Emily Carr's Odds and Ends, c. 1937.
She was most heavily influenced by the landscape and First Nations cultures of British Columbia and Alaska. She was first inspired by the First Nations after a visit to a mission school beside the Nuu-chah-nulth community of Ucluelet in 1899.[3] Three years later, she was inspired by a visit to Skagway and began to paint the totem poles of the coastal Kwakwaka'wakw, Haida, Tsimshian, Tlingit and other communities, in an attempt to record and learn from as many as possible. In 1913 she was obliged by financial considerations to return permanently to Victoria after a few years in Vancouver. Influenced by styles such as Post-impressionism and Fauvism, her work was alien to those around her and remained unknown to and unrecognized by the greater art world for many years. For more than a decade she worked as a potter, dog breeder and boarding house landlady, having given up on her artistic career.
[edit]Mature Career and Professional Acclaim
In the 1920s she came into contact with members of the Group of Seven after being invited by Eric Brown, director of the National Gallery of Canada, to participate in an exhibition titled Canadian West Coast Art, Native and Modern. She traveled to Ontario for this show in 1927, where she met members of the Group, including Lawren Harris, whose support was invaluable. She was invited to submit her works for inclusion in a Group of Seven exhibition, the beginning of her long and valuable association with the Group. They named her 'The Mother of Modern Arts' around five years later.

Task requirements:
A: Render this sentence from the passage on Emily Carr into French: "She traveled to Ontario for this show in 1927, where she met members of the Group, including Lawren Harris, whose support was invaluable."
B: Carry the passage on Emily Carr's career forward from its final sentence.
The records have no connection to the passage on Emily Carr.

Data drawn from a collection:
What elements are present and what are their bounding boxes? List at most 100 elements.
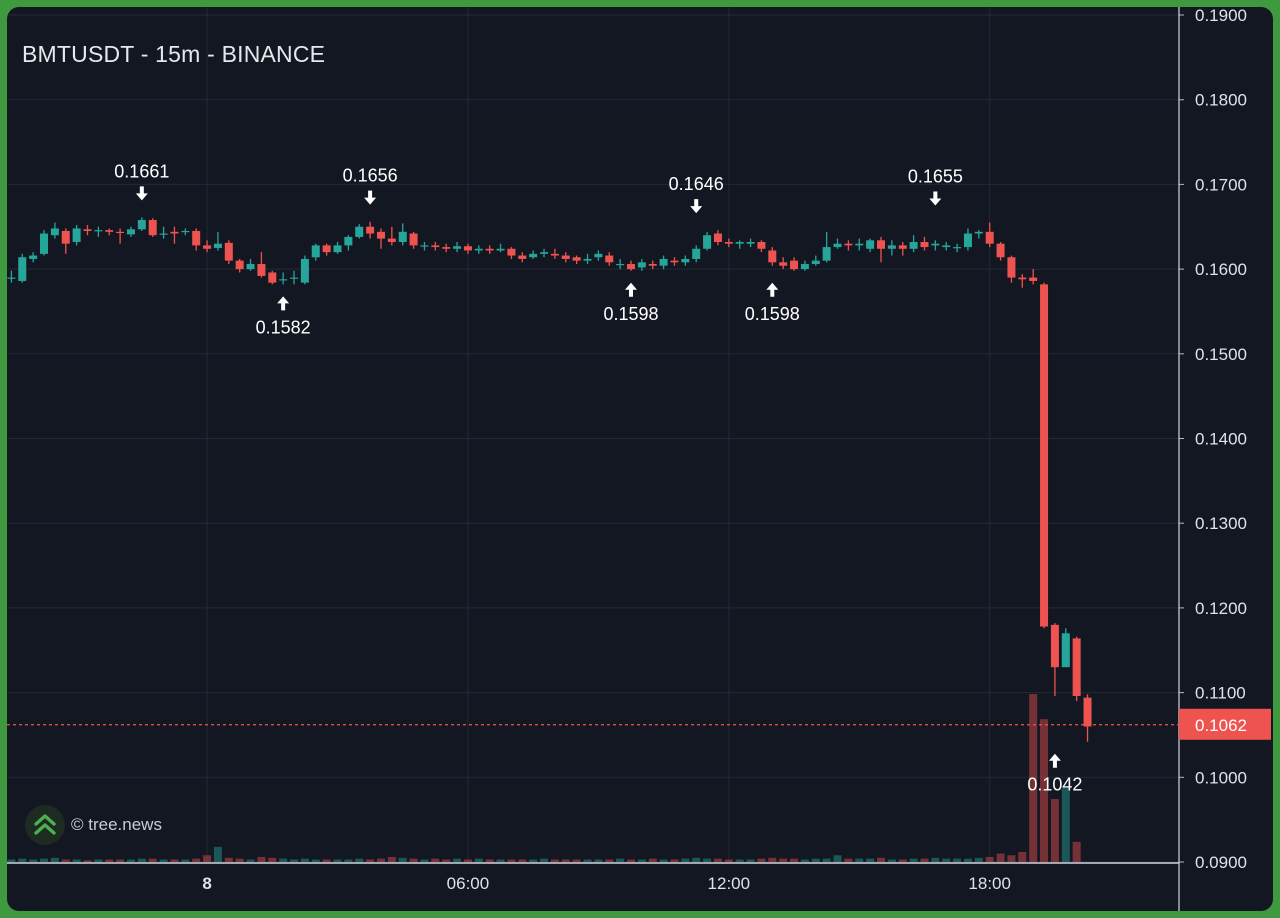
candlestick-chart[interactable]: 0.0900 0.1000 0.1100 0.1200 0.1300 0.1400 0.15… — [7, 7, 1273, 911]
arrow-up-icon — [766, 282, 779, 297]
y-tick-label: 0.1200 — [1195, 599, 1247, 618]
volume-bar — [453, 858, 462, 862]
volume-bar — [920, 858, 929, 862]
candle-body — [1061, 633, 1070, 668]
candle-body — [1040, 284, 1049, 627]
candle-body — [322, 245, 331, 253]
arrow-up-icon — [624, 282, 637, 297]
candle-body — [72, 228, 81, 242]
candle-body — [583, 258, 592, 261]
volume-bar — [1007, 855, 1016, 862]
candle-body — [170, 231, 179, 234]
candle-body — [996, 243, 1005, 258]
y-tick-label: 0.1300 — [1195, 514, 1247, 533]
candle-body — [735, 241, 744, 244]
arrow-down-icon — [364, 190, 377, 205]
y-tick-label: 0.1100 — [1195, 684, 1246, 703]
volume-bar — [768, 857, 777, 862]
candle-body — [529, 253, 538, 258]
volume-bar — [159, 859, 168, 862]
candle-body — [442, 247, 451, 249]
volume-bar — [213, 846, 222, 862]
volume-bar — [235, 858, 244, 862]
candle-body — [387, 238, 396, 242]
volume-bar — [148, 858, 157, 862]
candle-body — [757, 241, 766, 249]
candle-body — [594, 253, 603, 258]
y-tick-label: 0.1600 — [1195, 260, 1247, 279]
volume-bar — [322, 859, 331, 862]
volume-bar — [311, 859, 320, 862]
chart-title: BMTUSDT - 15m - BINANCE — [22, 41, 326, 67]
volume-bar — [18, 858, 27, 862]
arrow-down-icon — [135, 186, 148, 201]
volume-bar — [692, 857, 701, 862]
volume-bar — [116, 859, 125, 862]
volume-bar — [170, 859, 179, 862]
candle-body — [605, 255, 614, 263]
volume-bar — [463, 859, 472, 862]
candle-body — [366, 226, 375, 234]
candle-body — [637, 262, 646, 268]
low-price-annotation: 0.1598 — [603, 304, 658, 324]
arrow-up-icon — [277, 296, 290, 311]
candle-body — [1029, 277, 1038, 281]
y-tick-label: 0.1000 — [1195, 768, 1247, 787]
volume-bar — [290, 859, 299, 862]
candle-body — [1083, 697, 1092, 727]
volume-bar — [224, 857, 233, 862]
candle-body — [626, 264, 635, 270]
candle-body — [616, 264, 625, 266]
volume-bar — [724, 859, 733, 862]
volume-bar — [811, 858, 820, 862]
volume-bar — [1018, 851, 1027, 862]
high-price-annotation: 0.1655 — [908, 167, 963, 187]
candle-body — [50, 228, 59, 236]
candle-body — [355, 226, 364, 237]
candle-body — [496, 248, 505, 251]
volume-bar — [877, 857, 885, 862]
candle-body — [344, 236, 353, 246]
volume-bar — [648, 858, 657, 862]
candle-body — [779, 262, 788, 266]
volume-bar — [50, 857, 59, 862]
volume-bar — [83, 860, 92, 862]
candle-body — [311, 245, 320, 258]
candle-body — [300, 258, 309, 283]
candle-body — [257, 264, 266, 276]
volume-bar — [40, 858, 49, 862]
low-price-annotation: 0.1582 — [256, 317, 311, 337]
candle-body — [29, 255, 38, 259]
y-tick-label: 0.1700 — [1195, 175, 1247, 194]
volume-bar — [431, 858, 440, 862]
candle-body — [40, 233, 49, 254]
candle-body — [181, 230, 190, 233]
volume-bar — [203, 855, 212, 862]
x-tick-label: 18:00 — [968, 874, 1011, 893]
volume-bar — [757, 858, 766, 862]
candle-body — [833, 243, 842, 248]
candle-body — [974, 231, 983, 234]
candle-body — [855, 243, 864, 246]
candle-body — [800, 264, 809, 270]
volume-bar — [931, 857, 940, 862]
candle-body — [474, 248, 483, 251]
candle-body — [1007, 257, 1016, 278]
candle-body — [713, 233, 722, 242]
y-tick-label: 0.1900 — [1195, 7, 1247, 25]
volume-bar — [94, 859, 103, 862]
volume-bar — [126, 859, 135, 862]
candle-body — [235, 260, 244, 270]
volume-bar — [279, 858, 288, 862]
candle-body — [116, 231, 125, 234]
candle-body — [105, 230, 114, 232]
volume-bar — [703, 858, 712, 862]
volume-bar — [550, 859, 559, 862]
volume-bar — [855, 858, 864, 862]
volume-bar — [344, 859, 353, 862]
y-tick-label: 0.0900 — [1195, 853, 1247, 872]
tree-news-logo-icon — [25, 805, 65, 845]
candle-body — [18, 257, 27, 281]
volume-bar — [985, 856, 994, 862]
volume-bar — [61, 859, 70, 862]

The results:
A: Elle se rendit en Ontario pour cette exposition en 1927, où elle rencontra des membres du Groupe, notamment Lawren Harris, dont le soutien fut inestimable.

B:
Carr claimed that the Nuu-chah-nulth of Vancouver Island's west coast had nicknamed her Klee Wyck, "the laughing one." She gave this name to a book about her experiences with the natives, published in 1941. The book won the Governor General's Award that year.
In 1937 Carr was honoured with an exhibition at the Art Gallery of Ontario and in the following year she held a successful show at the Vancouver Art Gallery.[4]
[edit]Final years

Emily Carr's gravestone
A series of heart attacks in 1937 left Carr bedridden for the rest of her life. Unable to paint, Carr turned to writting for artistic expression.[5] She is interred in the Ross Bay Cemetery in Victoria, her gravestone inscription reads "Artist and Author / Lover of Nature". Under Canada's copyright laws, Carr's works became public domain at the beginning of 1996, 50 years after her death.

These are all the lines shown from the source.